[Collection entries]
══════════════════════════════

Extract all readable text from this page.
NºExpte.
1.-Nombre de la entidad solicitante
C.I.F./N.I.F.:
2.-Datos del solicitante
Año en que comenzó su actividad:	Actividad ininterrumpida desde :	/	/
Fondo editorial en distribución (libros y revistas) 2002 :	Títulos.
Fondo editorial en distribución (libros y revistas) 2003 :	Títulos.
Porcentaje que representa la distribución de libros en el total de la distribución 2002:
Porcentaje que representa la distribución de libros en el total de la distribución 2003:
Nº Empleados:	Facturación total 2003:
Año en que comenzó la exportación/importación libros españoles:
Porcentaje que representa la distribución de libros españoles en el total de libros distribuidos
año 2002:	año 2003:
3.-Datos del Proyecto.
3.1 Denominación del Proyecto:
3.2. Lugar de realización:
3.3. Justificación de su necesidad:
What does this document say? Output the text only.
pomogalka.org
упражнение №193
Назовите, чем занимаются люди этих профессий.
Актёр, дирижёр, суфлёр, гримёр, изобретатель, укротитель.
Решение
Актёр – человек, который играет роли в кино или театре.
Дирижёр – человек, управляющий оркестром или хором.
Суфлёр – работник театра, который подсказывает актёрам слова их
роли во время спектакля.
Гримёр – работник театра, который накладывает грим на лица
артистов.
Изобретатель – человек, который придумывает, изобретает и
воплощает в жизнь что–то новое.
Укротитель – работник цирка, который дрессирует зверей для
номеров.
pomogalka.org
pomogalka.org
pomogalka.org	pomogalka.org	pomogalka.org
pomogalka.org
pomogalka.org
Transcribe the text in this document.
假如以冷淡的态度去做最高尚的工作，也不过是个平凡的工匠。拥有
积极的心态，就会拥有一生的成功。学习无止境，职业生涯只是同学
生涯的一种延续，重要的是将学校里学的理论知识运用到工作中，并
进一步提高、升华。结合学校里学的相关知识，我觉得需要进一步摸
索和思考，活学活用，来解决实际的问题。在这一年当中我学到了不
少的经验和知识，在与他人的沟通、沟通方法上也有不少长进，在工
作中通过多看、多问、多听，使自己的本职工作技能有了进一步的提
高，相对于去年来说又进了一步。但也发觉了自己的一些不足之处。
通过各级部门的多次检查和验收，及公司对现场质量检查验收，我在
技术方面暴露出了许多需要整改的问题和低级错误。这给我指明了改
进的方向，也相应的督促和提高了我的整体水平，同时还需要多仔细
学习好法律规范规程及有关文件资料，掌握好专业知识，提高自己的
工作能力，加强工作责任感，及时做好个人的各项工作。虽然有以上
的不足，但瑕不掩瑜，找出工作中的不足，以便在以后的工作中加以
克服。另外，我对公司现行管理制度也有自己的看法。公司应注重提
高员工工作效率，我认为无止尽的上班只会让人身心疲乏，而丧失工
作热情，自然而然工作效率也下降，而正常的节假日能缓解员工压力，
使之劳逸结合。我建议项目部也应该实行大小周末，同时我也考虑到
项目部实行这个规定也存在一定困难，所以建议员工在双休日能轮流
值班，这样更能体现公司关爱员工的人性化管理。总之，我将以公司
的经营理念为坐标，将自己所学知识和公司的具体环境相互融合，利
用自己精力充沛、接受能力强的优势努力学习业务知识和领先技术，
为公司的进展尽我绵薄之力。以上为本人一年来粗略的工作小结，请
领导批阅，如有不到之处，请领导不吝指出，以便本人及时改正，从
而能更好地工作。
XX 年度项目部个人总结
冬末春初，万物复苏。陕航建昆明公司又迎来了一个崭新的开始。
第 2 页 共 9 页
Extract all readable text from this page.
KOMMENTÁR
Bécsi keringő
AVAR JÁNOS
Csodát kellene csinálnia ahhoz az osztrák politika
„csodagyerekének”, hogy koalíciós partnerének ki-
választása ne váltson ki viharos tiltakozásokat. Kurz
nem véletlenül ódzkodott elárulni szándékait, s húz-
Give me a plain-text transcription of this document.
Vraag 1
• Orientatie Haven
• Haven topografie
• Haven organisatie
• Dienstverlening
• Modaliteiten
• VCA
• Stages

══════════════════════════════

[EXERCISE BRIEF]:
All of the entries should be written out again exactly.

[WRITTEN ANSWER]:
Extract all readable text from this page.
NºExpte.
1.-Nombre de la entidad solicitante
C.I.F./N.I.F.:
2.-Datos del solicitante
Año en que comenzó su actividad:	Actividad ininterrumpida desde :	/	/
Fondo editorial en distribución (libros y revistas) 2002 :	Títulos.
Fondo editorial en distribución (libros y revistas) 2003 :	Títulos.
Porcentaje que representa la distribución de libros en el total de la distribución 2002:
Porcentaje que representa la distribución de libros en el total de la distribución 2003:
Nº Empleados:	Facturación total 2003:
Año en que comenzó la exportación/importación libros españoles:
Porcentaje que representa la distribución de libros españoles en el total de libros distribuidos
año 2002:	año 2003:
3.-Datos del Proyecto.
3.1 Denominación del Proyecto:
3.2. Lugar de realización:
3.3. Justificación de su necesidad:
What does this document say? Output the text only.
pomogalka.org
упражнение №193
Назовите, чем занимаются люди этих профессий.
Актёр, дирижёр, суфлёр, гримёр, изобретатель, укротитель.
Решение
Актёр – человек, который играет роли в кино или театре.
Дирижёр – человек, управляющий оркестром или хором.
Суфлёр – работник театра, который подсказывает актёрам слова их
роли во время спектакля.
Гримёр – работник театра, который накладывает грим на лица
артистов.
Изобретатель – человек, который придумывает, изобретает и
воплощает в жизнь что–то новое.
Укротитель – работник цирка, который дрессирует зверей для
номеров.
pomogalka.org
pomogalka.org
pomogalka.org	pomogalka.org	pomogalka.org
pomogalka.org
pomogalka.org
Transcribe the text in this document.
假如以冷淡的态度去做最高尚的工作，也不过是个平凡的工匠。拥有
积极的心态，就会拥有一生的成功。学习无止境，职业生涯只是同学
生涯的一种延续，重要的是将学校里学的理论知识运用到工作中，并
进一步提高、升华。结合学校里学的相关知识，我觉得需要进一步摸
索和思考，活学活用，来解决实际的问题。在这一年当中我学到了不
少的经验和知识，在与他人的沟通、沟通方法上也有不少长进，在工
作中通过多看、多问、多听，使自己的本职工作技能有了进一步的提
高，相对于去年来说又进了一步。但也发觉了自己的一些不足之处。
通过各级部门的多次检查和验收，及公司对现场质量检查验收，我在
技术方面暴露出了许多需要整改的问题和低级错误。这给我指明了改
进的方向，也相应的督促和提高了我的整体水平，同时还需要多仔细
学习好法律规范规程及有关文件资料，掌握好专业知识，提高自己的
工作能力，加强工作责任感，及时做好个人的各项工作。虽然有以上
的不足，但瑕不掩瑜，找出工作中的不足，以便在以后的工作中加以
克服。另外，我对公司现行管理制度也有自己的看法。公司应注重提
高员工工作效率，我认为无止尽的上班只会让人身心疲乏，而丧失工
作热情，自然而然工作效率也下降，而正常的节假日能缓解员工压力，
使之劳逸结合。我建议项目部也应该实行大小周末，同时我也考虑到
项目部实行这个规定也存在一定困难，所以建议员工在双休日能轮流
值班，这样更能体现公司关爱员工的人性化管理。总之，我将以公司
的经营理念为坐标，将自己所学知识和公司的具体环境相互融合，利
用自己精力充沛、接受能力强的优势努力学习业务知识和领先技术，
为公司的进展尽我绵薄之力。以上为本人一年来粗略的工作小结，请
领导批阅，如有不到之处，请领导不吝指出，以便本人及时改正，从
而能更好地工作。
XX 年度项目部个人总结
冬末春初，万物复苏。陕航建昆明公司又迎来了一个崭新的开始。
第 2 页 共 9 页
Extract all readable text from this page.
KOMMENTÁR
Bécsi keringő
AVAR JÁNOS
Csodát kellene csinálnia ahhoz az osztrák politika
„csodagyerekének”, hogy koalíciós partnerének ki-
választása ne váltson ki viharos tiltakozásokat. Kurz
nem véletlenül ódzkodott elárulni szándékait, s húz-
Give me a plain-text transcription of this document.
Vraag 1
• Orientatie Haven
• Haven topografie
• Haven organisatie
• Dienstverlening
• Modaliteiten
• VCA
• Stages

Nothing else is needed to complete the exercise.